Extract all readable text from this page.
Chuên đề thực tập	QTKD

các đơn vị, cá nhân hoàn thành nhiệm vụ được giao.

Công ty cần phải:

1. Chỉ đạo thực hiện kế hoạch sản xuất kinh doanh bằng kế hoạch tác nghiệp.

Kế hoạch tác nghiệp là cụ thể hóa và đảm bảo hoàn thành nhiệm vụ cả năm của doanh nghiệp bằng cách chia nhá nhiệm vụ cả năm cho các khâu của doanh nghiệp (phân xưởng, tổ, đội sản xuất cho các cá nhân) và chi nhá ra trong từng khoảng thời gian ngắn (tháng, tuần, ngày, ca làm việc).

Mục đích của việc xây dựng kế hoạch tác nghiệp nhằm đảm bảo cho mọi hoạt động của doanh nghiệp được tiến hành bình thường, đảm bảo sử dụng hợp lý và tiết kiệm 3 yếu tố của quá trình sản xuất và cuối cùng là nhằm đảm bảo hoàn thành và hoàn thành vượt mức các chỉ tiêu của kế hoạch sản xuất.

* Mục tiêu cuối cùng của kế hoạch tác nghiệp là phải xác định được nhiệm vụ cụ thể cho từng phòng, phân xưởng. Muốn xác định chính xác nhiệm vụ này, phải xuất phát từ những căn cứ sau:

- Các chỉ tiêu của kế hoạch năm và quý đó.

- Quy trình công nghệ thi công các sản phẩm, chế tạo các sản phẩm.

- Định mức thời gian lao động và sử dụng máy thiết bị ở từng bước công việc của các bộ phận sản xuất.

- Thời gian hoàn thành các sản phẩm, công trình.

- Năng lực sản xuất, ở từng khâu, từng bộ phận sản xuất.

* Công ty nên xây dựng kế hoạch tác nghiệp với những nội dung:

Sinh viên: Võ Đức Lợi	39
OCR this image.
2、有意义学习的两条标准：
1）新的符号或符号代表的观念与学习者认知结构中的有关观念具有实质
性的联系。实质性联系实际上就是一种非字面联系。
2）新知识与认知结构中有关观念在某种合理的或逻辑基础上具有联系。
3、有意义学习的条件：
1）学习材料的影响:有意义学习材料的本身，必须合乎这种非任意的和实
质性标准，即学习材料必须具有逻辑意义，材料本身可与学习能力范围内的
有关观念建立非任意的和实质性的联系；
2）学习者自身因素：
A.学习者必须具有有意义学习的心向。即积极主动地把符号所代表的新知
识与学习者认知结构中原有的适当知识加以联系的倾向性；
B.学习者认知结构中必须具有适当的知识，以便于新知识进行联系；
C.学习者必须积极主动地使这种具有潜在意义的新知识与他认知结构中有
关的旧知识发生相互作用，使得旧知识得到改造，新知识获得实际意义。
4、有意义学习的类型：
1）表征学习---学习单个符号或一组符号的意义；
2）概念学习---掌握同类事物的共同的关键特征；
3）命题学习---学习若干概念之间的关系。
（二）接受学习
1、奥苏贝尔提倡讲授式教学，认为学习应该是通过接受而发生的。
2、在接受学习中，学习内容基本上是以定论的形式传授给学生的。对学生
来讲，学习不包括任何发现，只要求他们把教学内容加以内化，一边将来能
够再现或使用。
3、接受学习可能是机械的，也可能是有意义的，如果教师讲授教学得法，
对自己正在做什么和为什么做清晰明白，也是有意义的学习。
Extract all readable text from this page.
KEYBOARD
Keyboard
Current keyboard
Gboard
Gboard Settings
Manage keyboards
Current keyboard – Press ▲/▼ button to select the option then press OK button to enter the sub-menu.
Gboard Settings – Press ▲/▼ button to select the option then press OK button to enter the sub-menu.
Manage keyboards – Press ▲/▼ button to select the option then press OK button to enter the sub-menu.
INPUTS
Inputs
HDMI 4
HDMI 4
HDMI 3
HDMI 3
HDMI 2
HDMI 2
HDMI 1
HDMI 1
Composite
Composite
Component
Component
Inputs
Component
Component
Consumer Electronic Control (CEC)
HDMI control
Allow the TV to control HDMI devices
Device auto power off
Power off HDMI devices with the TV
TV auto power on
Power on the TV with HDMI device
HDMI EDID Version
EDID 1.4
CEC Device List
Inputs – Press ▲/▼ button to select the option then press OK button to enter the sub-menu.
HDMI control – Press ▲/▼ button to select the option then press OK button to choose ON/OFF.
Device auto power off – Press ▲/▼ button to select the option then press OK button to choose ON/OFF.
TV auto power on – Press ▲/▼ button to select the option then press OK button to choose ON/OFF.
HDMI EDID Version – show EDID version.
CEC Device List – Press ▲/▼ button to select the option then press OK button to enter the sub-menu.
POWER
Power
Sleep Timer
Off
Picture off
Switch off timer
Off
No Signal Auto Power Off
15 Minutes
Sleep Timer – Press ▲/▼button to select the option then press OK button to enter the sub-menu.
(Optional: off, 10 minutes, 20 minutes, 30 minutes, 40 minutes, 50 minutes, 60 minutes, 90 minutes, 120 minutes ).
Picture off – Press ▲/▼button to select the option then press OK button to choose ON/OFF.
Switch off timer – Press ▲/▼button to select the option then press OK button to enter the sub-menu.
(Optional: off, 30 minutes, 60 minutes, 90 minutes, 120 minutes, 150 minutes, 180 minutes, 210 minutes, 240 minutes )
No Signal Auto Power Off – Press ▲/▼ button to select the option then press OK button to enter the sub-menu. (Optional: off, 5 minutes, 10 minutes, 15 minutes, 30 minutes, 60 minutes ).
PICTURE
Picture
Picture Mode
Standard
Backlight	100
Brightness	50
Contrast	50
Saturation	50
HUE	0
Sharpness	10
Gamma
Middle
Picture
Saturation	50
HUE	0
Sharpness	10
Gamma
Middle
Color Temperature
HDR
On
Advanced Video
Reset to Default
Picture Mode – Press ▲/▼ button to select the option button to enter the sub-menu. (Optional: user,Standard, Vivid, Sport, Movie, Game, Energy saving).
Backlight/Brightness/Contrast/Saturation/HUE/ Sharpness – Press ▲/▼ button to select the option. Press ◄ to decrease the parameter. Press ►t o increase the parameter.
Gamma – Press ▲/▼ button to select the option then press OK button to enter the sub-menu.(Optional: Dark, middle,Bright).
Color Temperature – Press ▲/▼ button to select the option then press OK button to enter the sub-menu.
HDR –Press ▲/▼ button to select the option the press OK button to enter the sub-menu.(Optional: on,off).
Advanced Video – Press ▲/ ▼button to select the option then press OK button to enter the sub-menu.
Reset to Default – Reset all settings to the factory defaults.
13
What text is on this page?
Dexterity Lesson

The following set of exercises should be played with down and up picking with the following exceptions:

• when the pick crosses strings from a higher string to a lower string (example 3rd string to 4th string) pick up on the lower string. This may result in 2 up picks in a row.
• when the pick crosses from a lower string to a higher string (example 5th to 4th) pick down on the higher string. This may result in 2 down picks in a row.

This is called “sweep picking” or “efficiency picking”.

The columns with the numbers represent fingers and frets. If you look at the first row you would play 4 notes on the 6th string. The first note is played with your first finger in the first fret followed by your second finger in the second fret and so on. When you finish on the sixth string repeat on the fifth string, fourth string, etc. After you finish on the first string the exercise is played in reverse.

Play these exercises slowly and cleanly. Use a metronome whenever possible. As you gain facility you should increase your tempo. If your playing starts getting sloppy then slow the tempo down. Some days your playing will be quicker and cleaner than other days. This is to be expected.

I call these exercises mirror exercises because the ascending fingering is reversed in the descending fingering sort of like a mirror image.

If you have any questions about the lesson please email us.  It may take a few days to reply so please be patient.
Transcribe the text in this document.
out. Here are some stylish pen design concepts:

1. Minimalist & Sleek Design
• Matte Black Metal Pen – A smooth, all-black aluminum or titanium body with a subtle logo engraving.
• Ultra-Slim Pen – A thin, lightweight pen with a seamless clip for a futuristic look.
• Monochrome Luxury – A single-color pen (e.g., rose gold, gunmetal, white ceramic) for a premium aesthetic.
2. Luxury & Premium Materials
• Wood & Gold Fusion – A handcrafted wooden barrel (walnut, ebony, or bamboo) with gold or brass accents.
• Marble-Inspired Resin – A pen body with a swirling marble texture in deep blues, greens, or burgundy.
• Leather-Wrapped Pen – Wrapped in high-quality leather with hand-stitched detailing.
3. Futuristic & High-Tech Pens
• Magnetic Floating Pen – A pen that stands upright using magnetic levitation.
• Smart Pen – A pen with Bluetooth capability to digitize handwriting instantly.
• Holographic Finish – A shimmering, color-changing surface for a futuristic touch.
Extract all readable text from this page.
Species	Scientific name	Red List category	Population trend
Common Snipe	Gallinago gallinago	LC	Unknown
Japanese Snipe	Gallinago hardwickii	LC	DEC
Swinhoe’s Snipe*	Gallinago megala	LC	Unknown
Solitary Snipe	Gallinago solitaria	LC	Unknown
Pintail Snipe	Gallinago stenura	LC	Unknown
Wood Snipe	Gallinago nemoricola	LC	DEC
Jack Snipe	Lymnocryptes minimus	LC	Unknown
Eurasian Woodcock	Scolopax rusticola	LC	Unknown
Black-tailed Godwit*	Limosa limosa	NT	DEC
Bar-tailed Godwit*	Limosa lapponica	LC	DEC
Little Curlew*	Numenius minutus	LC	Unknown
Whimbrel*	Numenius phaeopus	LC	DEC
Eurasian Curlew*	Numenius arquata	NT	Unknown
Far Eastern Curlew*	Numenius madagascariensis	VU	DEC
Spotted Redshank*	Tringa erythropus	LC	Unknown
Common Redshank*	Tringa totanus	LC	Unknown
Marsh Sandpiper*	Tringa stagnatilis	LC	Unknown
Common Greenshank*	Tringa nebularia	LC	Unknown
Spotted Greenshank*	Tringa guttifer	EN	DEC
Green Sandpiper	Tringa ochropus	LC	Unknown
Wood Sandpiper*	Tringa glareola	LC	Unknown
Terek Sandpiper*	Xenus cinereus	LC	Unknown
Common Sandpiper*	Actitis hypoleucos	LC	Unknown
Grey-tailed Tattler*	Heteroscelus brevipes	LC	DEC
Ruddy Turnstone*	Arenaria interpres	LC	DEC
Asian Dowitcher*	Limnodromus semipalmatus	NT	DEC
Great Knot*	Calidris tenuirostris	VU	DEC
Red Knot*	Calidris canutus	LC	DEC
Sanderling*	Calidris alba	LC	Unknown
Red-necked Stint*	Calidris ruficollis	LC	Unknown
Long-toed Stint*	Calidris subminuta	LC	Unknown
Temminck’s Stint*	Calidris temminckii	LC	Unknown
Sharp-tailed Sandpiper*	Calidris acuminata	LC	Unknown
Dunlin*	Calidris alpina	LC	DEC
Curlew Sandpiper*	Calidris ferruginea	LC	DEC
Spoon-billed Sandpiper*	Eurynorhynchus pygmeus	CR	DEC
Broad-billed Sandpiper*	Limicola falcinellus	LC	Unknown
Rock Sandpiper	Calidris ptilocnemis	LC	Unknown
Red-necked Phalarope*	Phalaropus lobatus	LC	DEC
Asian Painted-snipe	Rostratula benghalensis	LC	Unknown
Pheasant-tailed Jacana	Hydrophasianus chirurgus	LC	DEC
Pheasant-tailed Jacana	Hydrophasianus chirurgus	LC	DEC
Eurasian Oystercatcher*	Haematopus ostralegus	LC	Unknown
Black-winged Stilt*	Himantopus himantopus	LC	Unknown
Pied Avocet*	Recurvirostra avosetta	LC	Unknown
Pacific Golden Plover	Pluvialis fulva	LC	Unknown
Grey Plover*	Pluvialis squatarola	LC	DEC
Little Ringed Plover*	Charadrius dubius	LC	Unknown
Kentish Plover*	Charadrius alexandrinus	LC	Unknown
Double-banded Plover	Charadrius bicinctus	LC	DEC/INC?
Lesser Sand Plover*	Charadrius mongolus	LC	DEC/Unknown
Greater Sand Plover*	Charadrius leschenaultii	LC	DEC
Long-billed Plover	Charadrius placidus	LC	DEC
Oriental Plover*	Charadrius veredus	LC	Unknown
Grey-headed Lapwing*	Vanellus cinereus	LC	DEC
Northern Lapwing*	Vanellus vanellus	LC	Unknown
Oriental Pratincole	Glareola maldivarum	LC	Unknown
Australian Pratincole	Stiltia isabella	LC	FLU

> Given task
Return each line among the entries that holds the word "Redshank".

> Correct output
Spotted Redshank*	Tringa erythropus	LC	Unknown
Common Redshank*	Tringa totanus	LC	Unknown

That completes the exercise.